Material supplied >>
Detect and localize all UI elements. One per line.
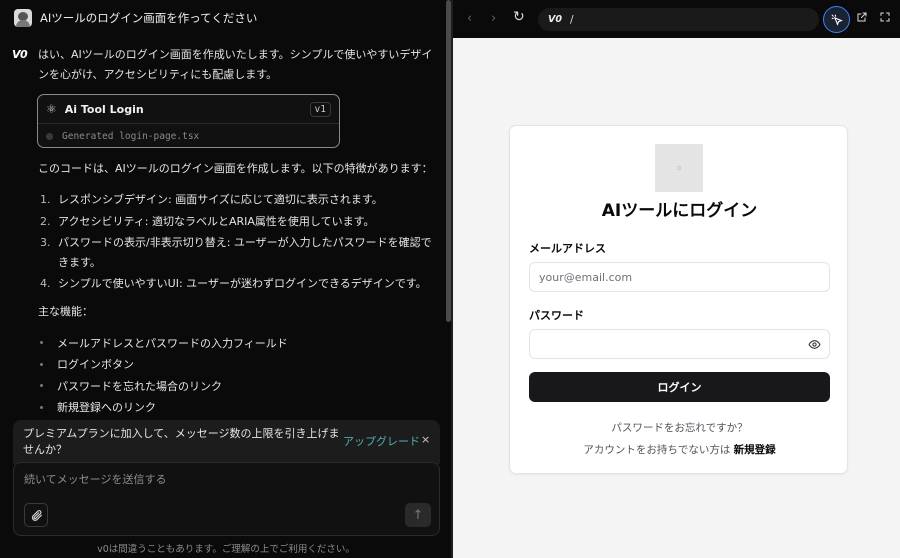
bullet-icon [40, 405, 43, 409]
attach-button[interactable] [24, 503, 48, 527]
list-item: 3. パスワードの表示/非表示切り替え: ユーザーが入力したパスワードを確認できま… [40, 236, 432, 269]
back-icon[interactable]: ‹ [467, 11, 472, 26]
image-placeholder-icon [677, 166, 681, 170]
bullet-icon [40, 384, 43, 388]
cursor-click-icon [831, 14, 843, 26]
fullscreen-icon[interactable] [879, 11, 891, 26]
preview-panel: ‹ › ↻ V0 / AIツールにログイン メールアドレス パスワード ログイン… [453, 0, 900, 558]
bullet-icon [40, 362, 43, 366]
email-label: メールアドレス [529, 242, 606, 255]
upgrade-banner-text: プレミアムプランに加入して、メッセージ数の上限を引き上げませんか？ [23, 427, 340, 456]
list-item: 新規登録へのリンク [40, 397, 430, 419]
arrow-up-icon: ↑ [412, 507, 424, 523]
user-message-row: AIツールのログイン画面を作ってください [14, 9, 257, 27]
version-badge: v1 [309, 101, 331, 117]
feature-ordered-list: 1. レスポンシブデザイン: 画面サイズに応じて適切に表示されます。 2. アクセシ… [40, 190, 440, 296]
login-button[interactable]: ログイン [529, 372, 830, 402]
react-atom-icon: ⚛ [46, 102, 57, 116]
message-input[interactable] [24, 471, 424, 491]
user-avatar [14, 9, 32, 27]
login-card: AIツールにログイン メールアドレス パスワード ログイン パスワードをお忘れで… [509, 125, 848, 474]
eye-icon[interactable] [808, 338, 821, 354]
code-description: このコードは、AIツールのログイン画面を作成します。以下の特徴があります： [38, 162, 433, 175]
message-composer: ↑ [13, 462, 440, 536]
signup-prefix: アカウントをお持ちでない方は [583, 444, 731, 456]
upgrade-link[interactable]: アップグレード [343, 433, 420, 449]
logo-placeholder [655, 144, 703, 192]
url-path: / [569, 13, 574, 26]
preview-toolbar: ‹ › ↻ V0 / [453, 0, 900, 38]
upgrade-banner: プレミアムプランに加入して、メッセージ数の上限を引き上げませんか？ アップグレー… [13, 420, 440, 464]
password-label: パスワード [529, 309, 584, 322]
code-artifact-card[interactable]: ⚛ Ai Tool Login v1 Generated login-page.… [37, 94, 340, 148]
chat-panel: AIツールのログイン画面を作ってください V0 はい、AIツールのログイン画面を… [0, 0, 452, 558]
bullet-icon [40, 341, 43, 345]
close-icon[interactable]: × [421, 433, 430, 446]
email-field[interactable] [529, 262, 830, 292]
paperclip-icon [31, 509, 42, 521]
assistant-intro: はい、AIツールのログイン画面を作成いたします。シンプルで使いやすいデザインを心… [38, 48, 433, 81]
list-item: メールアドレスとパスワードの入力フィールド [40, 332, 430, 354]
artifact-title: Ai Tool Login [64, 102, 144, 116]
password-field[interactable] [529, 329, 830, 359]
signup-link[interactable]: 新規登録 [734, 444, 776, 456]
list-item: パスワードを忘れた場合のリンク [40, 375, 430, 397]
open-external-icon[interactable] [856, 11, 868, 26]
user-message: AIツールのログイン画面を作ってください [40, 11, 258, 25]
reload-icon[interactable]: ↻ [513, 9, 525, 25]
signup-row: アカウントをお持ちでない方は 新規登録 [510, 442, 849, 457]
disclaimer-text: v0は間違うこともあります。ご理解の上でご利用ください。 [97, 544, 355, 555]
artifact-card-footer: Generated login-page.tsx [38, 124, 339, 148]
forgot-password-link[interactable]: パスワードをお忘れですか？ [510, 420, 849, 435]
v0-logo-icon: V0 [12, 48, 28, 61]
artifact-file-status: Generated login-page.tsx [62, 130, 200, 142]
list-item: 2. アクセシビリティ: 適切なラベルとARIA属性を使用しています。 [40, 214, 375, 228]
main-features-label: 主な機能： [38, 305, 93, 318]
main-features-list: メールアドレスとパスワードの入力フィールド ログインボタン パスワードを忘れた場… [40, 332, 430, 418]
send-button[interactable]: ↑ [405, 503, 431, 527]
select-element-button[interactable] [823, 6, 850, 33]
artifact-card-header: ⚛ Ai Tool Login v1 [38, 95, 339, 124]
url-bar[interactable]: V0 / [538, 8, 819, 31]
login-title: AIツールにログイン [601, 201, 758, 221]
v0-logo-icon: V0 [548, 14, 562, 25]
list-item: ログインボタン [40, 354, 430, 376]
status-dot-icon [46, 132, 53, 140]
list-item: 4. シンプルで使いやすいUI: ユーザーが迷わずログインできるデザインです。 [40, 277, 427, 290]
forward-icon[interactable]: › [491, 11, 496, 26]
list-item: 1. レスポンシブデザイン: 画面サイズに応じて適切に表示されます。 [40, 193, 383, 206]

Task objective >>
Copy the records from the line with "bullet-icon [40, 405, 43, 409]" up to and including the line with "fullscreen-icon[interactable] [879, 11, 891, 26]", swapping "attach-button" for "upload-button" and changing nothing else.

Result below >>
bullet-icon [40, 405, 43, 409]
upload-button[interactable] [24, 503, 48, 527]
list-item: 3. パスワードの表示/非表示切り替え: ユーザーが入力したパスワードを確認できま… [40, 236, 432, 269]
back-icon[interactable]: ‹ [467, 11, 472, 26]
image-placeholder-icon [677, 166, 681, 170]
bullet-icon [40, 384, 43, 388]
cursor-click-icon [831, 14, 843, 26]
fullscreen-icon[interactable] [879, 11, 891, 26]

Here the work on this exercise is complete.